Dataset records.
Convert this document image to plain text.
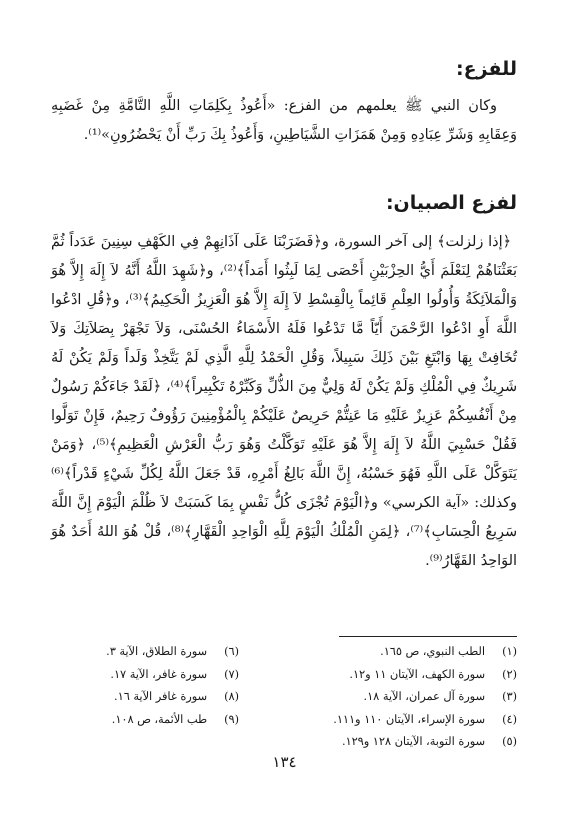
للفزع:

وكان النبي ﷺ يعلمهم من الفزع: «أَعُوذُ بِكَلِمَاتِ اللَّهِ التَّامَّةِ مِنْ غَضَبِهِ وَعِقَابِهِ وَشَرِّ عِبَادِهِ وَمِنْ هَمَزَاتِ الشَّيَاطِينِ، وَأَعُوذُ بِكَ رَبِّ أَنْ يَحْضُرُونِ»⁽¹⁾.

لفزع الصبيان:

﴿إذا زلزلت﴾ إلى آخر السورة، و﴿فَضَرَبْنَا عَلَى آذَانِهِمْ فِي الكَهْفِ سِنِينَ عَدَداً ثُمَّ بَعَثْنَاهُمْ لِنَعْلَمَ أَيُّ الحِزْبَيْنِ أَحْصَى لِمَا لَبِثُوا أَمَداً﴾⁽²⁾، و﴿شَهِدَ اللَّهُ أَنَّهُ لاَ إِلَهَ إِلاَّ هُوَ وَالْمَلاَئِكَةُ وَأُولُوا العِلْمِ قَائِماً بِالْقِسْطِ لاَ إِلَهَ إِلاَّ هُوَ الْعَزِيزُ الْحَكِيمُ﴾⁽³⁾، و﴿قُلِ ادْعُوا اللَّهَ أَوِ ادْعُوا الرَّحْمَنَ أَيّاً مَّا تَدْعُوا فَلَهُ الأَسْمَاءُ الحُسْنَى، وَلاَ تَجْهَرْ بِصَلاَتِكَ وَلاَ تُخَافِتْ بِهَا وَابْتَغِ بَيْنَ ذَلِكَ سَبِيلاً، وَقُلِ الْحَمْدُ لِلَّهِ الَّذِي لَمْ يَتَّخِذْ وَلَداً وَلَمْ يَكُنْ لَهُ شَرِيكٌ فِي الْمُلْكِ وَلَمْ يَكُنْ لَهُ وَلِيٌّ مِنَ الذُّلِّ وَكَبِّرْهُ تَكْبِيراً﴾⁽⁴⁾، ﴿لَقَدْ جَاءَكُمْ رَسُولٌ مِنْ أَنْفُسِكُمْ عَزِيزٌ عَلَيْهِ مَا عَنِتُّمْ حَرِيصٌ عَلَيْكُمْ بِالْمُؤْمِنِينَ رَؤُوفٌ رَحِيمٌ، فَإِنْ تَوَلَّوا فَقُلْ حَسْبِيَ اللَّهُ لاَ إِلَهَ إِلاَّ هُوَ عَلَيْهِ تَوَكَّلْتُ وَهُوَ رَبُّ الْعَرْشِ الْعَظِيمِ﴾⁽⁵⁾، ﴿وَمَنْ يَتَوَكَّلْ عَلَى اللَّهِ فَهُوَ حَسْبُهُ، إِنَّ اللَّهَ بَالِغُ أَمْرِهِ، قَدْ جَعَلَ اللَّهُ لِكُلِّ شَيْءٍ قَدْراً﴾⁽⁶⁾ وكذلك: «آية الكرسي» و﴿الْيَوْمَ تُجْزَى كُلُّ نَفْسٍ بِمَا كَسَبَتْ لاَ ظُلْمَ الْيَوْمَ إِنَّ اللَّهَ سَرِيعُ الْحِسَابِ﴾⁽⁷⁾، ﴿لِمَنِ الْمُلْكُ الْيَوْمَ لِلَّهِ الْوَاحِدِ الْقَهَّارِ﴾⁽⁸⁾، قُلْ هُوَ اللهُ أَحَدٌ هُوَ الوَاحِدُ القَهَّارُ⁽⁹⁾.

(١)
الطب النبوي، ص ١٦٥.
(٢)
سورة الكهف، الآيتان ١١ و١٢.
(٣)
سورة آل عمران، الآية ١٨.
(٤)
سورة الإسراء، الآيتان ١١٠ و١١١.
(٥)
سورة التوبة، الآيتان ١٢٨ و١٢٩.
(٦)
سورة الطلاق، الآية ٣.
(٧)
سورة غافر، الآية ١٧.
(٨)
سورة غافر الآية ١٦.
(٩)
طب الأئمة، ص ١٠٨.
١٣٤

==

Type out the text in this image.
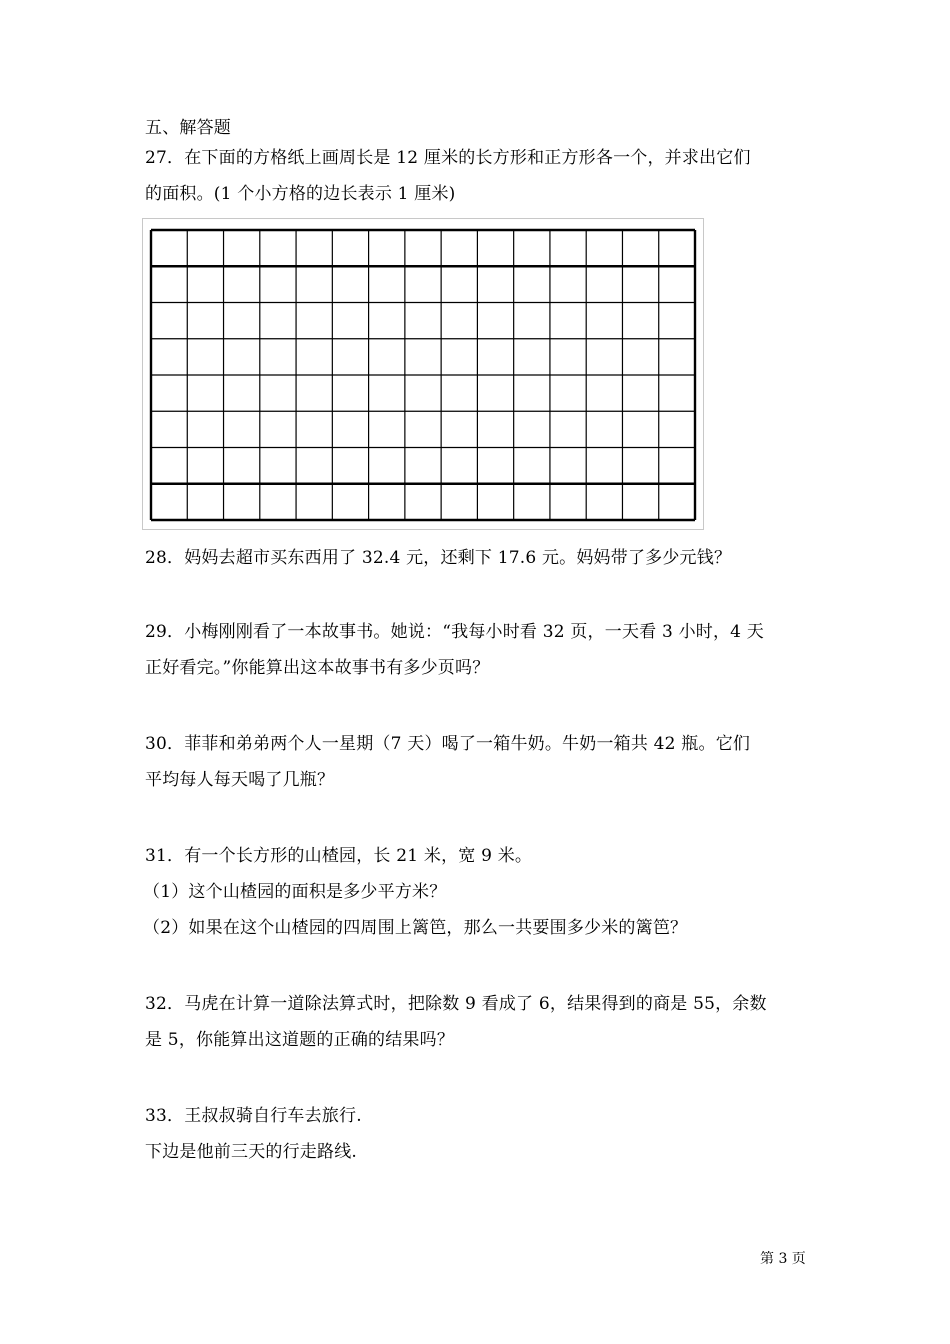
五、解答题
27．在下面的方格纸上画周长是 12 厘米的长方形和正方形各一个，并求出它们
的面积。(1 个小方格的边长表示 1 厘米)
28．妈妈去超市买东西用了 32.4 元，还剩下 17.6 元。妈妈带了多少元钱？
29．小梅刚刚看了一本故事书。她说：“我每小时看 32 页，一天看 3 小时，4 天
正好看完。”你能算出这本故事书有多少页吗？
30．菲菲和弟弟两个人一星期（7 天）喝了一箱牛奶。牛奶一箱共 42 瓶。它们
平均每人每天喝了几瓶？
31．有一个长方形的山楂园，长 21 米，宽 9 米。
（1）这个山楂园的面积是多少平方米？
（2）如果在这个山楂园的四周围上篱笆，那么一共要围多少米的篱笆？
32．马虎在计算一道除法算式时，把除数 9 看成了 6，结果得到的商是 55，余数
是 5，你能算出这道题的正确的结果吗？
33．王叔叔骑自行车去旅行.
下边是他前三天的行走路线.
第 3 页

...

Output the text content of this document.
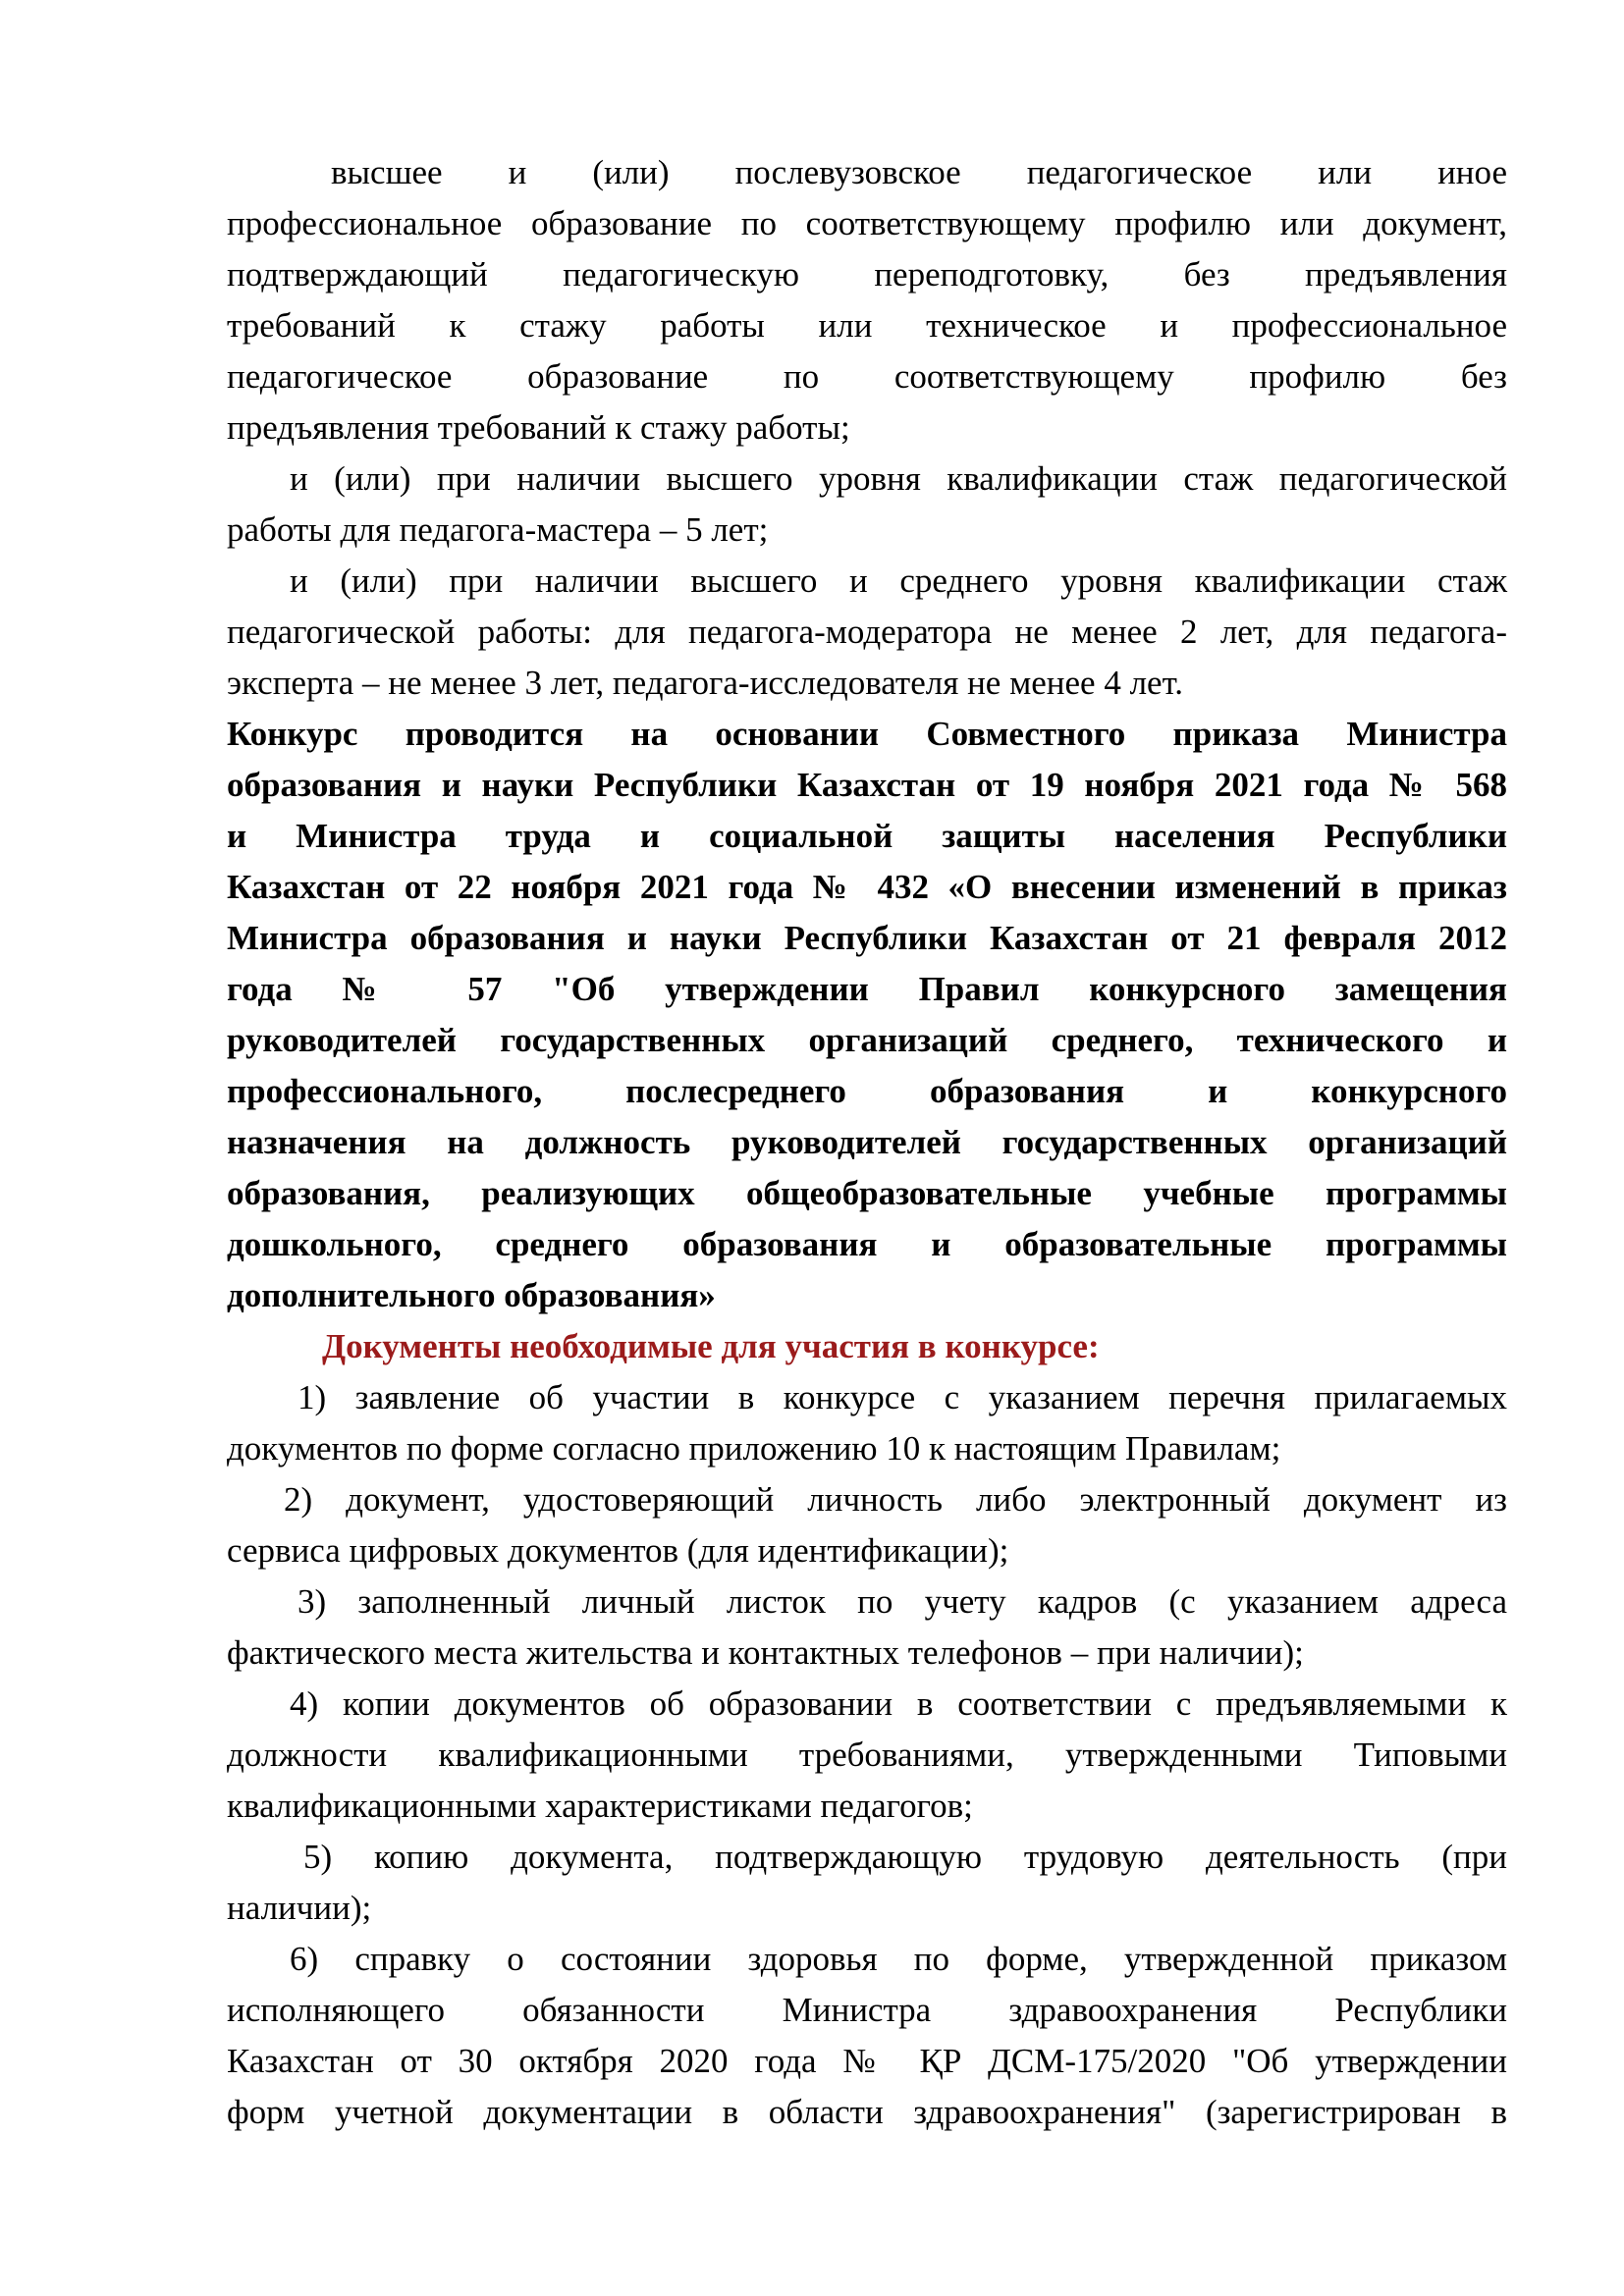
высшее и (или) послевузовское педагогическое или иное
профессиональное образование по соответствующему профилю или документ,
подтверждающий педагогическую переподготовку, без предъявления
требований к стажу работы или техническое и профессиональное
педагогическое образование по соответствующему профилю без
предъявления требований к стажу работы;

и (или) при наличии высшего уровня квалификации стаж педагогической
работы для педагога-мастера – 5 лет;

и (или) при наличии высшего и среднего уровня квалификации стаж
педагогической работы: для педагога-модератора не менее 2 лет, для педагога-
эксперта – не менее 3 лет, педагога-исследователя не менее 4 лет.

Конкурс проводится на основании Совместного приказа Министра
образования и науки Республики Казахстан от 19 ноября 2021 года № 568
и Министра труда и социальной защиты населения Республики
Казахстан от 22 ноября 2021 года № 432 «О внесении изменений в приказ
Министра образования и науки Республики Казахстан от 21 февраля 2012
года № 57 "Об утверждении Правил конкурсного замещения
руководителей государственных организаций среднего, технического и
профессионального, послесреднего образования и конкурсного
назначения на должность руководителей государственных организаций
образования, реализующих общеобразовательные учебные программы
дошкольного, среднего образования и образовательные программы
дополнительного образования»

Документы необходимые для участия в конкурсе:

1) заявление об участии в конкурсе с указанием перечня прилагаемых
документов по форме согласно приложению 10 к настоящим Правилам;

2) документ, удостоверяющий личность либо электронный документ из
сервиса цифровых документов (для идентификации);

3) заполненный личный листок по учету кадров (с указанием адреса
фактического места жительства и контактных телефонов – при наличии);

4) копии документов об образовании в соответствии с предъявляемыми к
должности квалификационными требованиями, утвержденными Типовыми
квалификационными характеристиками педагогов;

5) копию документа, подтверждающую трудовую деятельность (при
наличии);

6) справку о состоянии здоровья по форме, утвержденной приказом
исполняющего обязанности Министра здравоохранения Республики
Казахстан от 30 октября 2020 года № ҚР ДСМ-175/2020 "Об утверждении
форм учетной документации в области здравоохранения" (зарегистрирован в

What this task involves. From the entries above, copy out every line where the string "квалификационными" appears.

The reply.
должности квалификационными требованиями, утвержденными Типовыми
квалификационными характеристиками педагогов;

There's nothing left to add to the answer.